(Exercise details)
Find all lines in the listing that include the word "value", then copy them.

(Data extracted from a collection)
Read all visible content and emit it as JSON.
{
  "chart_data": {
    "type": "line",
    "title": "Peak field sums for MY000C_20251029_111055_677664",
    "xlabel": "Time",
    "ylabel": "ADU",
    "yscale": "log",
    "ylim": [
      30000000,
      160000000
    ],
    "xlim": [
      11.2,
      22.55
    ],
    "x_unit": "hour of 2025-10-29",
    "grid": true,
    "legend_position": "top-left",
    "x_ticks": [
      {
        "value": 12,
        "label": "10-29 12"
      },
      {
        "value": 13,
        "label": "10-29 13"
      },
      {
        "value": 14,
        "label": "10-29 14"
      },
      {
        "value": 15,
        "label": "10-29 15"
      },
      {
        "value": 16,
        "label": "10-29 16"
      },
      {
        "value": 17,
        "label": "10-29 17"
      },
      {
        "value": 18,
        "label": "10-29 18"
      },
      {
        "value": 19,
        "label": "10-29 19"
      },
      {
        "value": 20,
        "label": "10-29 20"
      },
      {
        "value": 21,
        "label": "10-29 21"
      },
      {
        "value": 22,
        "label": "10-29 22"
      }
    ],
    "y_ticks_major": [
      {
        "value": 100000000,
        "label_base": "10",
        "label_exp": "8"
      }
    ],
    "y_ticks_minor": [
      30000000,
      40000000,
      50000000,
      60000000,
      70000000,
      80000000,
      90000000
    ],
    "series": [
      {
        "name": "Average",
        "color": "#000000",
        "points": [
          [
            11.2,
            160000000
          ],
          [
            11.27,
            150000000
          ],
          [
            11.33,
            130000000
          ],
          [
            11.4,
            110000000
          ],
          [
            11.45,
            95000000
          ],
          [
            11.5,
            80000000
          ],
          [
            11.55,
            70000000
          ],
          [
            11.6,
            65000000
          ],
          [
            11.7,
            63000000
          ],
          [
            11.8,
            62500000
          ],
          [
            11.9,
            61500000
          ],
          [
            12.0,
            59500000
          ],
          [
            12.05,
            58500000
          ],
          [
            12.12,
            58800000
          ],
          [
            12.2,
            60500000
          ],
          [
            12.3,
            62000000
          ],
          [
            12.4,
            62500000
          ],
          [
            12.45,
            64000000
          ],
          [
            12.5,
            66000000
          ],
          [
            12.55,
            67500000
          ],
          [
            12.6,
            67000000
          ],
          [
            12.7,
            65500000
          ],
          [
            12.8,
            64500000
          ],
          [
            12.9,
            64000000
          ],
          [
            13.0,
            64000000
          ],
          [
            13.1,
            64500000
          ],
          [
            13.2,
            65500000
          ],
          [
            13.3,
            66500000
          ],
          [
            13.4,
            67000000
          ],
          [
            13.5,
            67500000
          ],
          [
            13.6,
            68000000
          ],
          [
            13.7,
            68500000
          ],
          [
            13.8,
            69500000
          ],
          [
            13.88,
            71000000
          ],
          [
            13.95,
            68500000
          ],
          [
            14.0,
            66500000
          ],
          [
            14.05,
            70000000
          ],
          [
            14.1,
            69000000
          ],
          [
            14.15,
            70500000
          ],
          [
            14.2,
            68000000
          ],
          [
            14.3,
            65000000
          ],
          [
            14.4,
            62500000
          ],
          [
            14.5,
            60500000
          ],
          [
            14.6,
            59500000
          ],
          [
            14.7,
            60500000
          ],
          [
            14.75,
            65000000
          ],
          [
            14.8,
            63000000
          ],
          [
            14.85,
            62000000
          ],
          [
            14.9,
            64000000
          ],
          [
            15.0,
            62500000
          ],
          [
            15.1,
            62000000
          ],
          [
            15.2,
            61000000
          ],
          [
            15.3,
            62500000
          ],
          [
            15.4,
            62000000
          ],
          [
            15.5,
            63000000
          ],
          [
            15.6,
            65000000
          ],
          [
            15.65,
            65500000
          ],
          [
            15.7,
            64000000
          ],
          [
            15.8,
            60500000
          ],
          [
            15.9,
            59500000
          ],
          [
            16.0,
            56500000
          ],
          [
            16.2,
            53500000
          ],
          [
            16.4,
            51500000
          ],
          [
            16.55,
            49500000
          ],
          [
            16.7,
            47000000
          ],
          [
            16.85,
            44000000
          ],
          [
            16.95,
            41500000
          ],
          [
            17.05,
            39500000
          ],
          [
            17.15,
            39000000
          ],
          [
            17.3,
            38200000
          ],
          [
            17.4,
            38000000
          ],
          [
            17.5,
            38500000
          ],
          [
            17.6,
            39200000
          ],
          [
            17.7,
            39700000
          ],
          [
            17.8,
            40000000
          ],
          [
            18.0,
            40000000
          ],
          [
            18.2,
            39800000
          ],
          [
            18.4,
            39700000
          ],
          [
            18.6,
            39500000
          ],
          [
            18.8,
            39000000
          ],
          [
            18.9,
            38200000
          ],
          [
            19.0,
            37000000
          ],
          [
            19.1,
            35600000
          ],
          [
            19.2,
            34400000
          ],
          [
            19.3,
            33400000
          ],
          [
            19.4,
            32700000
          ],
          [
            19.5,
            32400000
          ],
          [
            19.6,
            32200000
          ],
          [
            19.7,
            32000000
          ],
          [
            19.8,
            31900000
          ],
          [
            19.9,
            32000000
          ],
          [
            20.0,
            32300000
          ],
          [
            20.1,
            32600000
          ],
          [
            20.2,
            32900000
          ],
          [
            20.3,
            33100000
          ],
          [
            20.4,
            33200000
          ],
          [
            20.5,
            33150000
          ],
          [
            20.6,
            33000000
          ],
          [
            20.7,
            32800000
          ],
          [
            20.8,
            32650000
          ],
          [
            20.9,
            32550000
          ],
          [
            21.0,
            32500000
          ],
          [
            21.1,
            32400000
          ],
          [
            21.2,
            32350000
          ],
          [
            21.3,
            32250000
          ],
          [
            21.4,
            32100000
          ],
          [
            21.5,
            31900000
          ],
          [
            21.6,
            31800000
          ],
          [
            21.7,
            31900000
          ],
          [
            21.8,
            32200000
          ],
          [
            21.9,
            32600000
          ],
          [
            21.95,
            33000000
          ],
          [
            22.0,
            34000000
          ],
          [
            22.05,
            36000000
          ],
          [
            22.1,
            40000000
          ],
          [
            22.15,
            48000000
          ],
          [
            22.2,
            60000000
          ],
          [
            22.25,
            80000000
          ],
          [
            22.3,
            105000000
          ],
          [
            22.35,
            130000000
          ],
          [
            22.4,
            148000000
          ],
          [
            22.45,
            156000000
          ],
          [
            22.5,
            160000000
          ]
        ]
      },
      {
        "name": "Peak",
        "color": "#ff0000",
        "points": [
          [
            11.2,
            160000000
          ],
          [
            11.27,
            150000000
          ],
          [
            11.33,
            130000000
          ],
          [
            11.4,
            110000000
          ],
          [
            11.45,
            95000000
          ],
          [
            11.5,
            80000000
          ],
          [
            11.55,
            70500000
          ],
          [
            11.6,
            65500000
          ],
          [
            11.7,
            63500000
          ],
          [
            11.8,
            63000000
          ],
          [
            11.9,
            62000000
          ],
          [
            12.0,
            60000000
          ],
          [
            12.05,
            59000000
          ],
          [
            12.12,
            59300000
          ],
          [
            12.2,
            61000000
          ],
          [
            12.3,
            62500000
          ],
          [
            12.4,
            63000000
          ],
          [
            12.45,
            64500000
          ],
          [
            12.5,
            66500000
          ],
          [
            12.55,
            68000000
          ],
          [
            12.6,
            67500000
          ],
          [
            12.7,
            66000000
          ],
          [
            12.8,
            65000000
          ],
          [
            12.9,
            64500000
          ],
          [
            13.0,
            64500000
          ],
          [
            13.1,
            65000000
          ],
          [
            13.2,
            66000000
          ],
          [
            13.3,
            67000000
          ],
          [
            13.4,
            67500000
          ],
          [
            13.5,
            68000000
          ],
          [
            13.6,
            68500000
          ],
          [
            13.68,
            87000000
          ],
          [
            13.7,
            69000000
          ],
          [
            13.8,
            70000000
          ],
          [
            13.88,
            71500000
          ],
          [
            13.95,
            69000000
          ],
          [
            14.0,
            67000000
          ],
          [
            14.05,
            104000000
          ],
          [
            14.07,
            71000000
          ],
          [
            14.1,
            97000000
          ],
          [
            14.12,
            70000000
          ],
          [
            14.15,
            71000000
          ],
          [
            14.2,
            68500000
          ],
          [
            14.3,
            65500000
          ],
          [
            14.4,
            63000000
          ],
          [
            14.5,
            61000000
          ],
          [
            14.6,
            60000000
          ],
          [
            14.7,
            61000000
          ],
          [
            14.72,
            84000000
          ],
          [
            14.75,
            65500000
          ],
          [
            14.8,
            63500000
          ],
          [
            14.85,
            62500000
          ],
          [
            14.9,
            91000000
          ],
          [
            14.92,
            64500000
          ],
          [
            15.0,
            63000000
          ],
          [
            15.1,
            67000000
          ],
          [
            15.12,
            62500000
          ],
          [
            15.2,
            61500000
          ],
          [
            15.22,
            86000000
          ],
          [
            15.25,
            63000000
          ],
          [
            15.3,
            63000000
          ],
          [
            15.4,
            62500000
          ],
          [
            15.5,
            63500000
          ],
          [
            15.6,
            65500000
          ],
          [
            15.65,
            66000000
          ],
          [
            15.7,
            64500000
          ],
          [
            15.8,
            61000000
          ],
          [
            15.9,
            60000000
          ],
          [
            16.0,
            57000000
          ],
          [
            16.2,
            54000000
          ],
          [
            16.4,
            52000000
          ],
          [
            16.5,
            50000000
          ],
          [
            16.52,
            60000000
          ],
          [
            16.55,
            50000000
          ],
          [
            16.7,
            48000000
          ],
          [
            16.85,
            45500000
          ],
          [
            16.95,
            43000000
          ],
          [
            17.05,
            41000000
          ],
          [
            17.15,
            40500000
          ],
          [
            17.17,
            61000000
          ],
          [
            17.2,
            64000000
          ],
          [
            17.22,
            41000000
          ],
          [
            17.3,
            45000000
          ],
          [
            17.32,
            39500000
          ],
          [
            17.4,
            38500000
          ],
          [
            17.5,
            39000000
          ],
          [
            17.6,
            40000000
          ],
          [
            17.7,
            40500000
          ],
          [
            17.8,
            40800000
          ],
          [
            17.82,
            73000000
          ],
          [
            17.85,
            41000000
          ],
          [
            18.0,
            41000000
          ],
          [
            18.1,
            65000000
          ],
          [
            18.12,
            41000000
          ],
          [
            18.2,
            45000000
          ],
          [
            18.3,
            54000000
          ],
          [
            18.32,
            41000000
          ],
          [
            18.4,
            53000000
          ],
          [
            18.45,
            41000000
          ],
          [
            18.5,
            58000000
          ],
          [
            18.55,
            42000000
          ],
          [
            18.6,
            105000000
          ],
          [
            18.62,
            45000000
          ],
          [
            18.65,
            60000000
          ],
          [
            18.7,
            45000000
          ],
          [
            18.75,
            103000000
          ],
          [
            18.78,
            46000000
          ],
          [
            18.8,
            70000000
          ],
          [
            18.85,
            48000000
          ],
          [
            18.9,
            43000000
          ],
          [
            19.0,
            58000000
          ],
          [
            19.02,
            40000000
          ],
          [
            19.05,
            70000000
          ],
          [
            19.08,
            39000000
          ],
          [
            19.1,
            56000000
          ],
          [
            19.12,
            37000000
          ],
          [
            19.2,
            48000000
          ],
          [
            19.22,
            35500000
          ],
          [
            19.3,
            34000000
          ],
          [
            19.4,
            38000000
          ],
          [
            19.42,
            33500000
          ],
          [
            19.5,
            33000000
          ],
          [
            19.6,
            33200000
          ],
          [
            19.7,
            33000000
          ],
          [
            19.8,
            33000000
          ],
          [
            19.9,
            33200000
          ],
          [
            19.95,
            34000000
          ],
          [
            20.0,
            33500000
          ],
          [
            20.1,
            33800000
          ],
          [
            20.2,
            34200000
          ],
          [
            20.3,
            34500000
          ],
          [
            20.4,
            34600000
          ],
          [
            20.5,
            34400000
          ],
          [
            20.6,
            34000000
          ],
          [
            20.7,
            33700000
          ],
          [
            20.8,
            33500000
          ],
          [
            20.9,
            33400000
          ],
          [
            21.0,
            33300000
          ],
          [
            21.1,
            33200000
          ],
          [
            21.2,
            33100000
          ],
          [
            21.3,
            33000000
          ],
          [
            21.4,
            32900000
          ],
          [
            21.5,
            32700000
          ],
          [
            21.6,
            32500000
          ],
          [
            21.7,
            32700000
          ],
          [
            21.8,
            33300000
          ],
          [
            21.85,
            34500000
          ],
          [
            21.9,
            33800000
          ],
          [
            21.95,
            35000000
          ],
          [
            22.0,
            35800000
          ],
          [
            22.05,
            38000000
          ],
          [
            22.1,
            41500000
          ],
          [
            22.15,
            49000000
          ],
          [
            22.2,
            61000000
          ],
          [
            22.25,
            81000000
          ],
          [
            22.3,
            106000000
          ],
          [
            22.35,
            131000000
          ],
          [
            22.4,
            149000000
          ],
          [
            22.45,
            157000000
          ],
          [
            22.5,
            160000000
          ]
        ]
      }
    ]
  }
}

(Finished exercise)
        "value": 12,
        "value": 13,
        "value": 14,
        "value": 15,
        "value": 16,
        "value": 17,
        "value": 18,
        "value": 19,
        "value": 20,
        "value": 21,
        "value": 22,
        "value": 100000000,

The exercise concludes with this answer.